Document passage:
** Start **
No findings were identified.

1R11 Licensed Operator Requalification Program

.1 Licensed Operator Requalification

a. Inspection Scope

The inspectors observed an operator requalification simulator training scenario occurring on October 17, 2016, involving multiple failures leading to entry into abnormal operating procedures followed by emergency operating procedures in order to combat the problems. The inspectors observed crew performance in terms of communications; ability to prioritize failures in order to take timely and proper actions; prioritizing, interpreting, and verifying alarms; correct use and implementation of procedures, including the alarm response procedures; timely control board operation and manipulation, including high-risk operator actions; and oversight and direction provided by the shift supervisor, including the ability to identify and implement appropriate TS actions and emergency action levels. The inspectors reviewed the licensees critique comments to verify that any performance deficiencies were captured for appropriate corrective action.

b. Findings

No findings were identified.

.2 Resident Quarterly Observation of Control Room Operations

a. Inspection Scope

During the inspection period, the inspectors conducted two observations of licensed reactor operator activities to ensure consistency with licensee procedures and regulatory requirements. For the listed activities covering a total four hour period, the inspectors observed the following elements of operator performance: 1) operator compliance and use of plant procedures including TS; 2) control board component manipulations; 3) use and interpretation of plant instrumentation and alarms; 4)documentation of activities; 5) management and supervision of activities; and 6) control room communications.
** End **
Set exercise 1:
Answer these questions from the inspection report excerpt:
(a) On what date did the observed simulator training scenario occur?
(b) How many observations of licensed reactor operator activities did the inspectors conduct during the inspection period?
(c) How long a period did the listed activities cover in total?
Set exercise 2:
Retype the inspection report excerpt, starting with "b. Findings" and going on through "control room communications.".
The rows are separate material, unrelated to the inspection report excerpt.

Item position entries
** Start **
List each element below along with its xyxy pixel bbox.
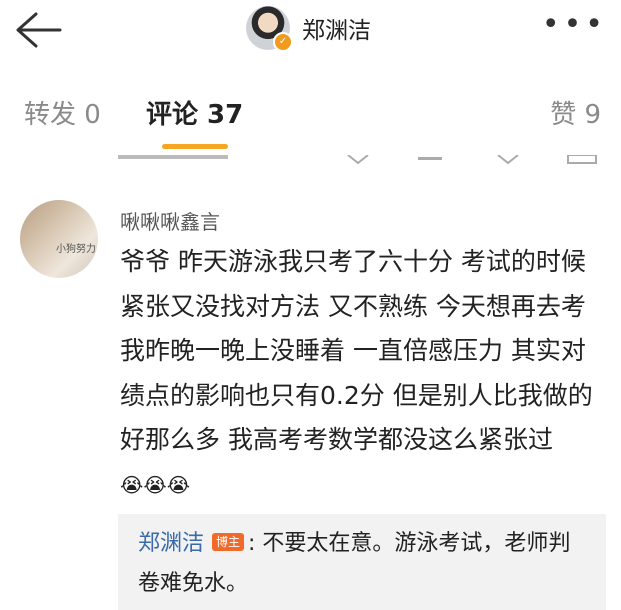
commenter-avatar[interactable]: 小狗努力 xyxy=(20,200,98,278)
top-bar: ✓ 郑渊洁 ••• xyxy=(0,0,621,66)
avatar[interactable]: ✓ xyxy=(246,6,293,52)
page-title: 郑渊洁 xyxy=(302,18,371,44)
reply-author-name[interactable]: 郑渊洁 xyxy=(138,531,204,556)
cutoff-icons xyxy=(118,154,597,164)
more-horizontal-icon[interactable]: ••• xyxy=(542,10,607,40)
avatar-caption: 小狗努力 xyxy=(56,244,96,255)
comment-text: 爷爷 昨天游泳我只考了六十分 考试的时候紧张又没找对方法 又不熟练 今天想再去考… xyxy=(120,247,593,454)
tab-repost[interactable]: 转发 0 xyxy=(24,94,101,131)
tab-comments[interactable]: 评论 37 xyxy=(146,94,243,131)
tab-likes[interactable]: 赞 9 xyxy=(550,94,601,131)
tab-bar: 转发 0 评论 37 赞 9 xyxy=(0,70,621,152)
profile-title[interactable]: ✓ 郑渊洁 xyxy=(246,4,371,52)
crying-emoji-icon: 😭😭😭 xyxy=(120,473,191,498)
verified-icon: ✓ xyxy=(273,32,293,52)
author-badge: 博主 xyxy=(212,533,245,551)
commenter-name[interactable]: 啾啾啾鑫言 xyxy=(120,206,220,235)
active-tab-indicator xyxy=(162,144,228,149)
author-reply[interactable]: 郑渊洁 博主: 不要太在意。游泳考试，老师判卷难免水。 xyxy=(118,514,606,610)
comment-body: 爷爷 昨天游泳我只考了六十分 考试的时候紧张又没找对方法 又不熟练 今天想再去考… xyxy=(120,240,600,508)
previous-comment-actions-cutoff xyxy=(0,152,621,164)
arrow-left-icon[interactable] xyxy=(12,10,64,50)
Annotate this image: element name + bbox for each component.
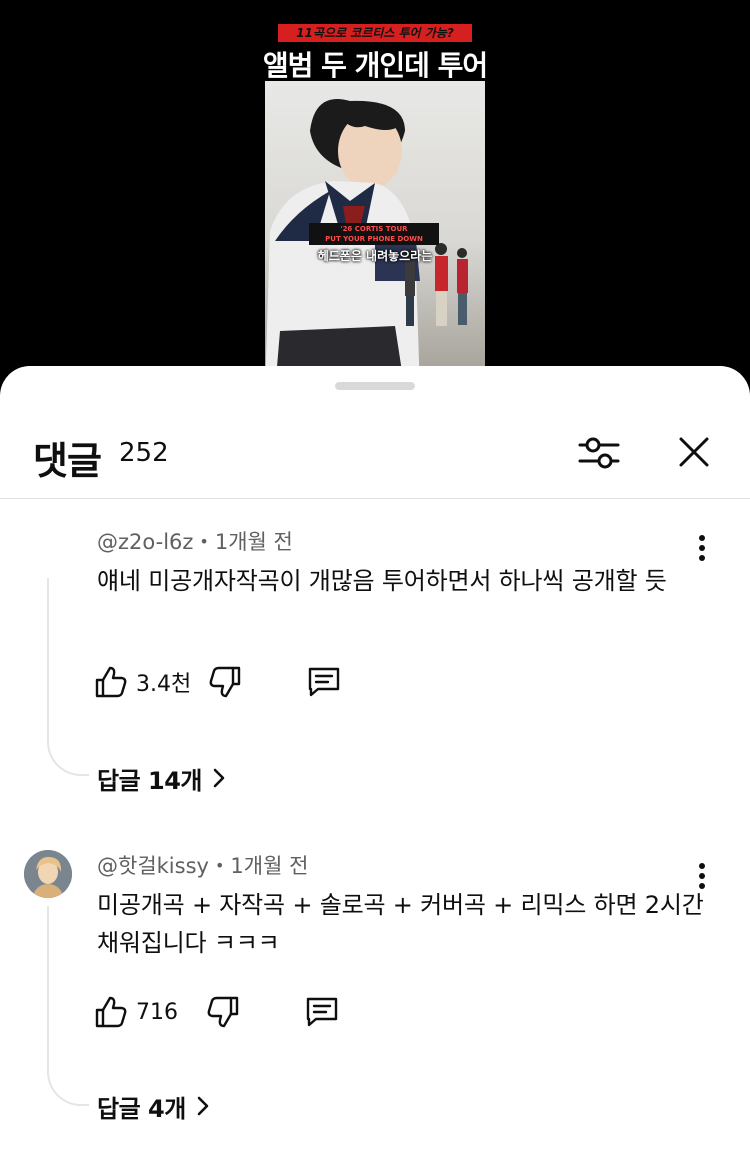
tour-tag-line1: '26 CORTIS TOUR — [340, 225, 408, 233]
video-caption: 헤드폰은 내려놓으라는 — [317, 249, 433, 263]
comments-header: 댓글 252 — [0, 420, 750, 498]
comment-author[interactable]: @z2o-l6z — [97, 530, 193, 554]
filter-icon — [578, 437, 620, 469]
dislike-button[interactable] — [206, 992, 240, 1032]
comment-meta: @핫걸kissy • 1개월 전 — [97, 850, 308, 880]
thumb-down-icon — [207, 996, 239, 1028]
meta-dot: • — [214, 856, 225, 875]
comments-title: 댓글 — [33, 439, 102, 483]
thumb-up-icon — [95, 996, 127, 1028]
reply-button[interactable] — [304, 992, 340, 1032]
reply-button[interactable] — [306, 662, 342, 702]
like-button[interactable]: 716 — [94, 992, 178, 1032]
replies-label: 답글 4개 — [97, 1094, 186, 1123]
replies-label: 답글 14개 — [97, 766, 203, 795]
reply-icon — [306, 997, 338, 1027]
filter-button[interactable] — [574, 430, 624, 476]
comment-text: 미공개곡 + 자작곡 + 솔로곡 + 커버곡 + 리믹스 하면 2시간 채워집니… — [97, 891, 704, 957]
like-count: 3.4천 — [136, 672, 192, 697]
video-player[interactable]: 11곡으로 코르티스 투어 가능? 앨범 두 개인데 투어 '26 CORTIS… — [0, 0, 750, 390]
comment-author[interactable]: @핫걸kissy — [97, 854, 209, 878]
comments-sheet: 댓글 252 @z2o-l6z • 1개월 전 얘네 미공개자작곡이 개많음 투… — [0, 366, 750, 1151]
like-button[interactable]: 3.4천 — [94, 662, 191, 702]
dislike-button[interactable] — [208, 662, 242, 702]
comment-time: 1개월 전 — [230, 854, 309, 878]
video-banner-text: 11곡으로 코르티스 투어 가능? — [278, 24, 472, 42]
comment-item: @핫걸kissy • 1개월 전 미공개곡 + 자작곡 + 솔로곡 + 커버곡 + … — [0, 850, 750, 1130]
avatar-image — [24, 850, 72, 898]
tour-tag-line2: PUT YOUR PHONE DOWN — [325, 235, 423, 243]
chevron-right-icon — [213, 768, 225, 788]
comment-actions: 3.4천 — [94, 662, 354, 702]
comments-count: 252 — [119, 438, 169, 468]
comment-item: @z2o-l6z • 1개월 전 얘네 미공개자작곡이 개많음 투어하면서 하나씩 … — [0, 526, 750, 796]
video-frame: '26 CORTIS TOUR PUT YOUR PHONE DOWN 헤드폰은… — [265, 81, 485, 371]
comment-text: 얘네 미공개자작곡이 개많음 투어하면서 하나씩 공개할 듯 — [97, 567, 667, 595]
view-replies-button[interactable]: 답글 4개 — [97, 1088, 210, 1124]
header-divider — [0, 498, 750, 499]
close-icon — [679, 437, 709, 467]
thread-line — [47, 906, 89, 1106]
close-button[interactable] — [670, 428, 718, 476]
thumb-up-icon — [95, 666, 127, 698]
reply-icon — [308, 667, 340, 697]
view-replies-button[interactable]: 답글 14개 — [97, 760, 226, 796]
chevron-right-icon — [197, 1096, 209, 1116]
comment-actions: 716 — [94, 992, 354, 1032]
meta-dot: • — [199, 532, 209, 551]
drag-handle[interactable] — [335, 382, 415, 390]
thumb-down-icon — [209, 666, 241, 698]
more-vert-icon — [699, 535, 705, 561]
comment-meta: @z2o-l6z • 1개월 전 — [97, 526, 293, 556]
comment-time: 1개월 전 — [214, 530, 293, 554]
thread-line — [47, 578, 89, 776]
avatar[interactable] — [24, 850, 72, 898]
video-title-overlay: 앨범 두 개인데 투어 — [262, 49, 488, 82]
like-count: 716 — [136, 999, 178, 1025]
tour-tag: '26 CORTIS TOUR PUT YOUR PHONE DOWN — [309, 223, 439, 245]
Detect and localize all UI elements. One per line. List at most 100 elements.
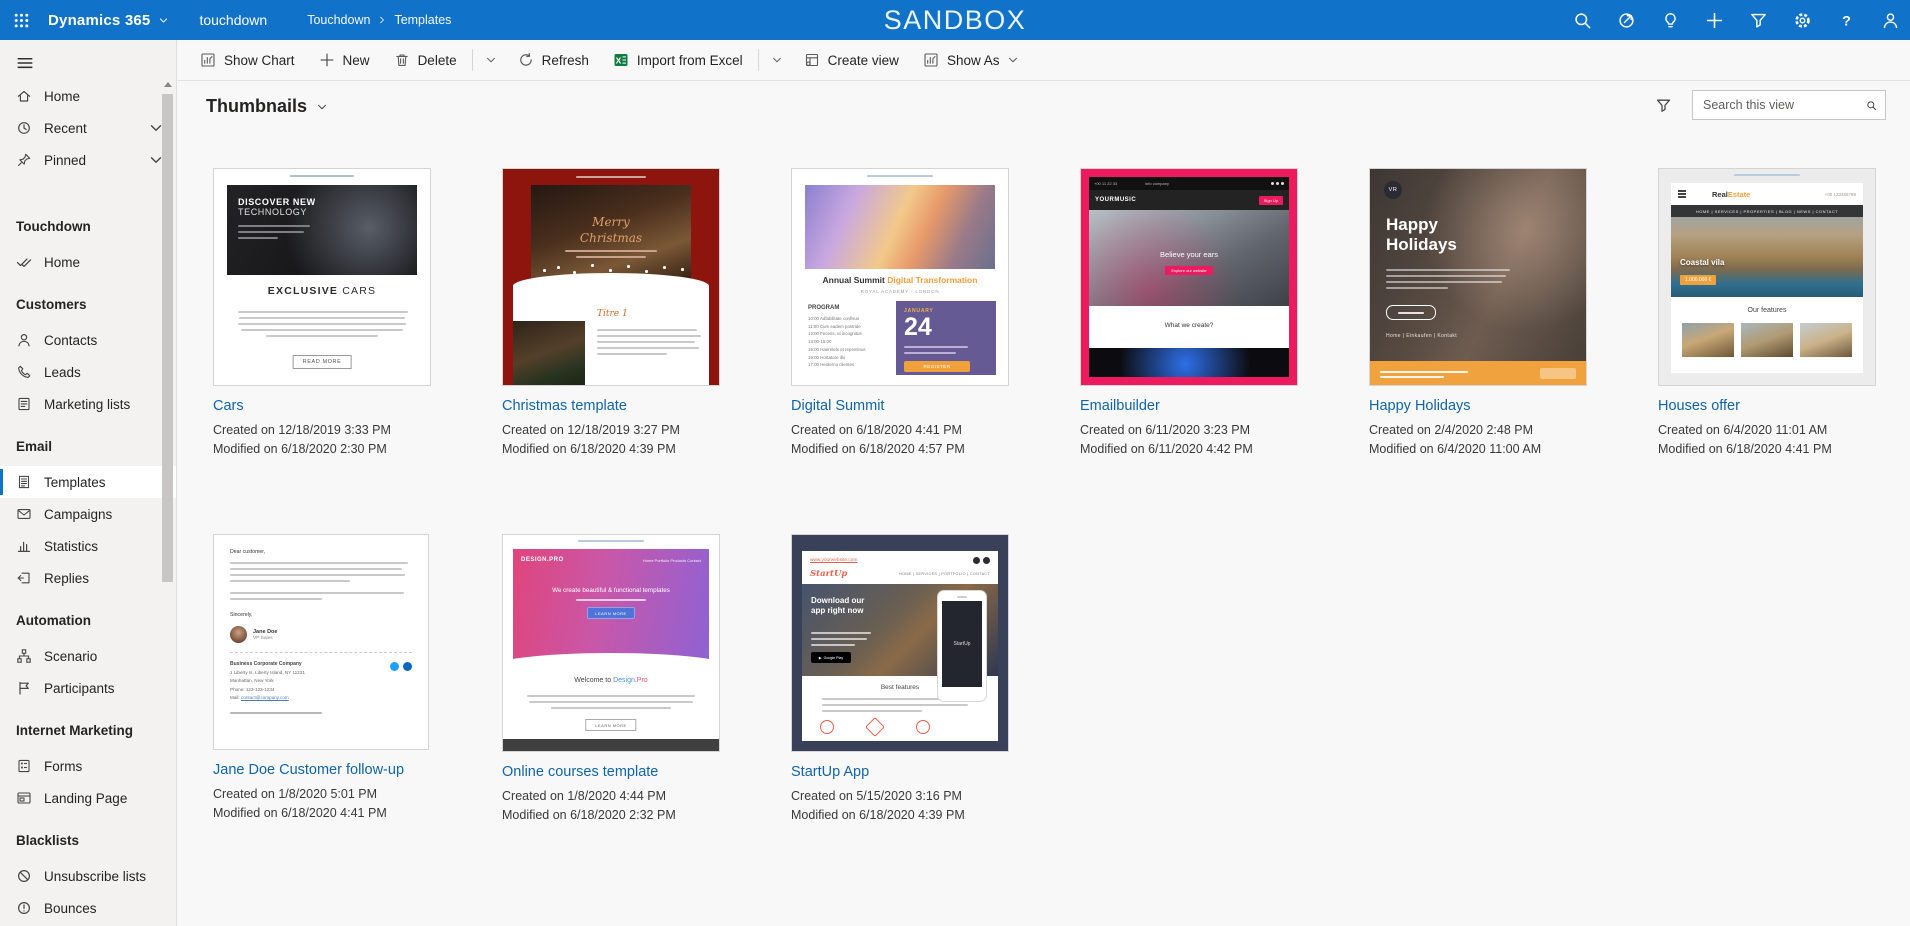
- template-thumbnail[interactable]: Dear customer, Sincerely,: [213, 534, 429, 750]
- sidebar-item-participants[interactable]: Participants: [0, 672, 176, 704]
- text-line: [527, 695, 695, 697]
- template-title-link[interactable]: Digital Summit: [791, 398, 884, 414]
- template-thumbnail[interactable]: VR HappyHolidays Home | Einkaufen | Kont…: [1369, 168, 1587, 386]
- app-launcher-button[interactable]: [0, 0, 42, 40]
- template-title-link[interactable]: Online courses template: [502, 764, 658, 780]
- template-title-link[interactable]: Emailbuilder: [1080, 398, 1160, 414]
- schedule-line: 12:00 Feceris, ut incognitus: [808, 330, 892, 338]
- settings-gear-icon[interactable]: [1793, 11, 1812, 30]
- template-title-link[interactable]: Happy Holidays: [1369, 398, 1471, 414]
- text-line: [230, 574, 405, 576]
- template-thumbnail[interactable]: DESIGN.PRO Home Portfolio Products Conta…: [502, 534, 720, 752]
- sidebar-item-replies[interactable]: Replies: [0, 562, 176, 594]
- view-selector[interactable]: Thumbnails: [206, 96, 328, 117]
- sidebar-item-touchdown-home[interactable]: Home: [0, 246, 176, 278]
- sidebar-item-home[interactable]: Home: [0, 80, 176, 112]
- template-thumbnail[interactable]: www.yourwebsite.com StartUp HOME | SERVI…: [791, 534, 1009, 752]
- thumb-section-title: Titre 1: [597, 309, 628, 319]
- thumb-subhead: ROYAL ACADEMY - LONDON: [792, 289, 1008, 294]
- help-icon[interactable]: [1837, 11, 1856, 30]
- template-thumbnail[interactable]: Annual Summit Digital Transformation ROY…: [791, 168, 1009, 386]
- scrollbar-up-arrow[interactable]: [164, 82, 172, 87]
- delete-split-chevron[interactable]: [476, 45, 506, 75]
- new-button[interactable]: New: [307, 45, 382, 75]
- sidebar-item-statistics[interactable]: Statistics: [0, 530, 176, 562]
- home-icon: [16, 88, 32, 104]
- scrollbar-thumb[interactable]: [162, 94, 173, 582]
- thumb-inner: www.yourwebsite.com StartUp HOME | SERVI…: [802, 551, 998, 741]
- template-modified: Modified on 6/18/2020 2:30 PM: [213, 442, 431, 456]
- text-line: [867, 175, 933, 177]
- org-name[interactable]: touchdown: [199, 12, 267, 28]
- sidebar-item-contacts[interactable]: Contacts: [0, 324, 176, 356]
- thumb-paragraph: [238, 307, 406, 337]
- delete-button[interactable]: Delete: [382, 45, 469, 75]
- address-line: 1 Liberty Is, Liberty Island, NY 11231: [230, 669, 412, 677]
- import-split-chevron[interactable]: [762, 45, 792, 75]
- filter-funnel-icon[interactable]: [1655, 97, 1672, 114]
- template-title-link[interactable]: Cars: [213, 398, 244, 414]
- text-line: [238, 311, 408, 313]
- template-title-link[interactable]: Christmas template: [502, 398, 627, 414]
- import-excel-button[interactable]: Import from Excel: [601, 45, 755, 75]
- form-icon: [16, 758, 32, 774]
- social-icons: [390, 662, 412, 671]
- template-title-link[interactable]: Jane Doe Customer follow-up: [213, 762, 404, 778]
- template-created: Created on 2/4/2020 2:48 PM: [1369, 423, 1587, 437]
- thumb-signature: Jane Doe VP Sales: [230, 626, 412, 643]
- lightbulb-icon[interactable]: [1661, 11, 1680, 30]
- thumb-subhead: EXCLUSIVE CARS: [214, 285, 430, 297]
- breadcrumb-area[interactable]: Touchdown: [307, 13, 370, 27]
- schedule-line: 16:00 Hortatore illo: [808, 354, 892, 362]
- sidebar-item-pinned[interactable]: Pinned: [0, 144, 176, 176]
- sidebar-scrollbar[interactable]: [161, 76, 175, 926]
- template-thumbnail[interactable]: RealEstate +00 123456789 HOME | SERVICES…: [1658, 168, 1876, 386]
- show-chart-button[interactable]: Show Chart: [188, 45, 307, 75]
- account-icon[interactable]: [1881, 11, 1900, 30]
- template-thumbnail[interactable]: DISCOVER NEW TECHNOLOGY EXCLUSIVE CARS: [213, 168, 431, 386]
- create-view-button[interactable]: Create view: [792, 45, 911, 75]
- template-thumbnail[interactable]: +00 11 22 33 info company YOURMUSIC Sign…: [1080, 168, 1298, 386]
- create-view-icon: [804, 52, 820, 68]
- thumb-section-title: Our features: [1671, 307, 1863, 314]
- template-modified: Modified on 6/4/2020 11:00 AM: [1369, 442, 1587, 456]
- refresh-button[interactable]: Refresh: [506, 45, 601, 75]
- block-icon: [16, 868, 32, 884]
- sidebar-item-templates[interactable]: Templates: [0, 466, 176, 498]
- chevron-down-icon: [485, 54, 497, 66]
- show-as-button[interactable]: Show As: [911, 45, 1032, 75]
- sidebar-item-unsubscribe-lists[interactable]: Unsubscribe lists: [0, 860, 176, 892]
- schedule-line: 11:00 Cum eadem postride: [808, 323, 892, 331]
- search-icon[interactable]: [1866, 98, 1877, 113]
- sitemap-toggle-button[interactable]: [16, 54, 34, 72]
- thumb-nav: HOME | SERVICES | PROPERTIES | BLOG | NE…: [1671, 205, 1863, 217]
- text-line: [230, 598, 322, 600]
- sidebar-item-campaigns[interactable]: Campaigns: [0, 498, 176, 530]
- sidebar-item-scenario[interactable]: Scenario: [0, 640, 176, 672]
- sidebar-item-leads[interactable]: Leads: [0, 356, 176, 388]
- sidebar-item-forms[interactable]: Forms: [0, 750, 176, 782]
- search-input[interactable]: [1701, 97, 1866, 113]
- plus-icon[interactable]: [1705, 11, 1724, 30]
- template-created: Created on 1/8/2020 5:01 PM: [213, 787, 431, 801]
- template-card-cars: DISCOVER NEW TECHNOLOGY EXCLUSIVE CARS: [213, 168, 431, 456]
- text-line: [230, 562, 408, 564]
- filter-funnel-icon[interactable]: [1749, 11, 1768, 30]
- template-title-link[interactable]: StartUp App: [791, 764, 869, 780]
- sidebar-item-marketing-lists[interactable]: Marketing lists: [0, 388, 176, 420]
- template-title-link[interactable]: Houses offer: [1658, 398, 1740, 414]
- clock-icon: [16, 120, 32, 136]
- thumb-hero-image: DESIGN.PRO Home Portfolio Products Conta…: [513, 549, 709, 667]
- breadcrumb-current[interactable]: Templates: [394, 13, 451, 27]
- sidebar-item-bounces[interactable]: Bounces: [0, 892, 176, 924]
- text-line: [238, 231, 304, 233]
- sidebar-item-recent[interactable]: Recent: [0, 112, 176, 144]
- app-title-menu[interactable]: Dynamics 365: [48, 12, 169, 29]
- template-thumbnail[interactable]: MerryChristmas Titre 1: [502, 168, 720, 386]
- thumb-nav: HOME | SERVICES | PORTFOLIO | CONTACT: [899, 572, 990, 576]
- sidebar-item-landing-page[interactable]: Landing Page: [0, 782, 176, 814]
- twitter-icon: [390, 662, 399, 671]
- compass-icon[interactable]: [1617, 11, 1636, 30]
- text-line: [239, 317, 405, 319]
- search-icon[interactable]: [1573, 11, 1592, 30]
** End **
Written response 1:
(a) October 17, 2016
(b) Two
(c) Four hours

Written response 2:
b. Findings

No findings were identified.

.2 Resident Quarterly Observation of Control Room Operations

a. Inspection Scope

During the inspection period, the inspectors conducted two observations of licensed reactor operator activities to ensure consistency with licensee procedures and regulatory requirements. For the listed activities covering a total four hour period, the inspectors observed the following elements of operator performance: 1) operator compliance and use of plant procedures including TS; 2) control board component manipulations; 3) use and interpretation of plant instrumentation and alarms; 4)documentation of activities; 5) management and supervision of activities; and 6) control room communications.